» **WHAT TO WORK ON**
Write out each line of the material again, word for word.

» **DATA SUPPLIED**
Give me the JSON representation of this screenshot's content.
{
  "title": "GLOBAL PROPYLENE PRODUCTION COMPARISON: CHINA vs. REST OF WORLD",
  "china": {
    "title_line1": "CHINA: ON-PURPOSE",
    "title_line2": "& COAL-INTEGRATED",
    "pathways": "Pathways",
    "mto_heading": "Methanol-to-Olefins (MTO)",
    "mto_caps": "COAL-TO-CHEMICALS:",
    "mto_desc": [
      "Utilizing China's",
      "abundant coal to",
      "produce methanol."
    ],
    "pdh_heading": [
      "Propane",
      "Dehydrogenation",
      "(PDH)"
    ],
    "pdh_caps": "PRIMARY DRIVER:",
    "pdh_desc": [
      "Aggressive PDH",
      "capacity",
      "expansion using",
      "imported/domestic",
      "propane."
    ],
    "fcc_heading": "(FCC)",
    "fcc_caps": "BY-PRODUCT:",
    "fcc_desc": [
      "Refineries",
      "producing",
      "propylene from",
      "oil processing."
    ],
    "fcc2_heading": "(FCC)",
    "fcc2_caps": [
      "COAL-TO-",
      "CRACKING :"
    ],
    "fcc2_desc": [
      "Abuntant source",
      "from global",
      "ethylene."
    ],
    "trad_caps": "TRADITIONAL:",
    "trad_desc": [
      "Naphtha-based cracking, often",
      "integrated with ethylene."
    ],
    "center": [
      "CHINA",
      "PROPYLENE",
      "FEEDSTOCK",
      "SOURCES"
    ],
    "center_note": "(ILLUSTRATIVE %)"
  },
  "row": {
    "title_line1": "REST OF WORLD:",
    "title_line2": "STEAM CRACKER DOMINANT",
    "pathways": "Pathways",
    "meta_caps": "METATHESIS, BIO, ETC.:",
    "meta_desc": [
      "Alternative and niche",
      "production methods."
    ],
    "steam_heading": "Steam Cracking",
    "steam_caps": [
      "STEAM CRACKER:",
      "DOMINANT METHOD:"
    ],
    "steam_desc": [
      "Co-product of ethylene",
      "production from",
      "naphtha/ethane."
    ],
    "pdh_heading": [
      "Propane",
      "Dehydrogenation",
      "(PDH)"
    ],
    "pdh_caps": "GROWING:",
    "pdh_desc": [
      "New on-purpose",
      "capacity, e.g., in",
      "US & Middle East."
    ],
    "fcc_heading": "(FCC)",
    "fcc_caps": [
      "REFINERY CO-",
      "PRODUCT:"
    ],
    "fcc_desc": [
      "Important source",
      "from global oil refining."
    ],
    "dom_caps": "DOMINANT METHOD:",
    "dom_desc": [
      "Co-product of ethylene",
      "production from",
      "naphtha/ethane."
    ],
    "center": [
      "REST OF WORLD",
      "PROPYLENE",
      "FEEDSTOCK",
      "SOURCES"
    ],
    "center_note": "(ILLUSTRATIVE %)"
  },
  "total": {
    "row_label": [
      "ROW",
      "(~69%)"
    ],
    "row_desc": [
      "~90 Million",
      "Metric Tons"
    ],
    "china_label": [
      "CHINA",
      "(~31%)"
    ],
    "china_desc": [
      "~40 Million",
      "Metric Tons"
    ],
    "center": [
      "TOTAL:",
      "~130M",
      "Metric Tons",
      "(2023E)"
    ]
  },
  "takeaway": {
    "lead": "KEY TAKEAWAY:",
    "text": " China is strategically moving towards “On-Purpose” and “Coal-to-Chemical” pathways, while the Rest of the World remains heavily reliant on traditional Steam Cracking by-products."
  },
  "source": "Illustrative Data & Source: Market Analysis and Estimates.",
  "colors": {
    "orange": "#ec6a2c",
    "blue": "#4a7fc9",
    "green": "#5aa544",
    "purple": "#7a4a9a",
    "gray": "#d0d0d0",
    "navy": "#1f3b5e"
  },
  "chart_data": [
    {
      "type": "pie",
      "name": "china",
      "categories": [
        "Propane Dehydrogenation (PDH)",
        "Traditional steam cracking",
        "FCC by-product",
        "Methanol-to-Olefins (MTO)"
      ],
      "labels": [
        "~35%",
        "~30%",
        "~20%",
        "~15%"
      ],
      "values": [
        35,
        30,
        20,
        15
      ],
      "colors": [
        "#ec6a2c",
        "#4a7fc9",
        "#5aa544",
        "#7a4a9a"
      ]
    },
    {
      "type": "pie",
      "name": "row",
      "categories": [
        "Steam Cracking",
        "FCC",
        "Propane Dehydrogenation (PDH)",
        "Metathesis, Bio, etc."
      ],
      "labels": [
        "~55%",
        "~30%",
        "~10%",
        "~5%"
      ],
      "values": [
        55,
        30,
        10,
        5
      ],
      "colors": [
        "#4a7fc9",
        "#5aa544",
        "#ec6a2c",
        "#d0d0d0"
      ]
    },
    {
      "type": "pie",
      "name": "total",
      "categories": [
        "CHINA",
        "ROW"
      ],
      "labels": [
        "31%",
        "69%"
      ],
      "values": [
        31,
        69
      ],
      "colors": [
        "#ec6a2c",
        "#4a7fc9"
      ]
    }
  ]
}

» **SOLVED PROBLEM**
Give me the JSON representation of this screenshot's content.
{
  "title": "GLOBAL PROPYLENE PRODUCTION COMPARISON: CHINA vs. REST OF WORLD",
  "china": {
    "title_line1": "CHINA: ON-PURPOSE",
    "title_line2": "& COAL-INTEGRATED",
    "pathways": "Pathways",
    "mto_heading": "Methanol-to-Olefins (MTO)",
    "mto_caps": "COAL-TO-CHEMICALS:",
    "mto_desc": [
      "Utilizing China's",
      "abundant coal to",
      "produce methanol."
    ],
    "pdh_heading": [
      "Propane",
      "Dehydrogenation",
      "(PDH)"
    ],
    "pdh_caps": "PRIMARY DRIVER:",
    "pdh_desc": [
      "Aggressive PDH",
      "capacity",
      "expansion using",
      "imported/domestic",
      "propane."
    ],
    "fcc_heading": "(FCC)",
    "fcc_caps": "BY-PRODUCT:",
    "fcc_desc": [
      "Refineries",
      "producing",
      "propylene from",
      "oil processing."
    ],
    "fcc2_heading": "(FCC)",
    "fcc2_caps": [
      "COAL-TO-",
      "CRACKING :"
    ],
    "fcc2_desc": [
      "Abuntant source",
      "from global",
      "ethylene."
    ],
    "trad_caps": "TRADITIONAL:",
    "trad_desc": [
      "Naphtha-based cracking, often",
      "integrated with ethylene."
    ],
    "center": [
      "CHINA",
      "PROPYLENE",
      "FEEDSTOCK",
      "SOURCES"
    ],
    "center_note": "(ILLUSTRATIVE %)"
  },
  "row": {
    "title_line1": "REST OF WORLD:",
    "title_line2": "STEAM CRACKER DOMINANT",
    "pathways": "Pathways",
    "meta_caps": "METATHESIS, BIO, ETC.:",
    "meta_desc": [
      "Alternative and niche",
      "production methods."
    ],
    "steam_heading": "Steam Cracking",
    "steam_caps": [
      "STEAM CRACKER:",
      "DOMINANT METHOD:"
    ],
    "steam_desc": [
      "Co-product of ethylene",
      "production from",
      "naphtha/ethane."
    ],
    "pdh_heading": [
      "Propane",
      "Dehydrogenation",
      "(PDH)"
    ],
    "pdh_caps": "GROWING:",
    "pdh_desc": [
      "New on-purpose",
      "capacity, e.g., in",
      "US & Middle East."
    ],
    "fcc_heading": "(FCC)",
    "fcc_caps": [
      "REFINERY CO-",
      "PRODUCT:"
    ],
    "fcc_desc": [
      "Important source",
      "from global oil refining."
    ],
    "dom_caps": "DOMINANT METHOD:",
    "dom_desc": [
      "Co-product of ethylene",
      "production from",
      "naphtha/ethane."
    ],
    "center": [
      "REST OF WORLD",
      "PROPYLENE",
      "FEEDSTOCK",
      "SOURCES"
    ],
    "center_note": "(ILLUSTRATIVE %)"
  },
  "total": {
    "row_label": [
      "ROW",
      "(~69%)"
    ],
    "row_desc": [
      "~90 Million",
      "Metric Tons"
    ],
    "china_label": [
      "CHINA",
      "(~31%)"
    ],
    "china_desc": [
      "~40 Million",
      "Metric Tons"
    ],
    "center": [
      "TOTAL:",
      "~130M",
      "Metric Tons",
      "(2023E)"
    ]
  },
  "takeaway": {
    "lead": "KEY TAKEAWAY:",
    "text": " China is strategically moving towards “On-Purpose” and “Coal-to-Chemical” pathways, while the Rest of the World remains heavily reliant on traditional Steam Cracking by-products."
  },
  "source": "Illustrative Data & Source: Market Analysis and Estimates.",
  "colors": {
    "orange": "#ec6a2c",
    "blue": "#4a7fc9",
    "green": "#5aa544",
    "purple": "#7a4a9a",
    "gray": "#d0d0d0",
    "navy": "#1f3b5e"
  },
  "chart_data": [
    {
      "type": "pie",
      "name": "china",
      "categories": [
        "Propane Dehydrogenation (PDH)",
        "Traditional steam cracking",
        "FCC by-product",
        "Methanol-to-Olefins (MTO)"
      ],
      "labels": [
        "~35%",
        "~30%",
        "~20%",
        "~15%"
      ],
      "values": [
        35,
        30,
        20,
        15
      ],
      "colors": [
        "#ec6a2c",
        "#4a7fc9",
        "#5aa544",
        "#7a4a9a"
      ]
    },
    {
      "type": "pie",
      "name": "row",
      "categories": [
        "Steam Cracking",
        "FCC",
        "Propane Dehydrogenation (PDH)",
        "Metathesis, Bio, etc."
      ],
      "labels": [
        "~55%",
        "~30%",
        "~10%",
        "~5%"
      ],
      "values": [
        55,
        30,
        10,
        5
      ],
      "colors": [
        "#4a7fc9",
        "#5aa544",
        "#ec6a2c",
        "#d0d0d0"
      ]
    },
    {
      "type": "pie",
      "name": "total",
      "categories": [
        "CHINA",
        "ROW"
      ],
      "labels": [
        "31%",
        "69%"
      ],
      "values": [
        31,
        69
      ],
      "colors": [
        "#ec6a2c",
        "#4a7fc9"
      ]
    }
  ]
}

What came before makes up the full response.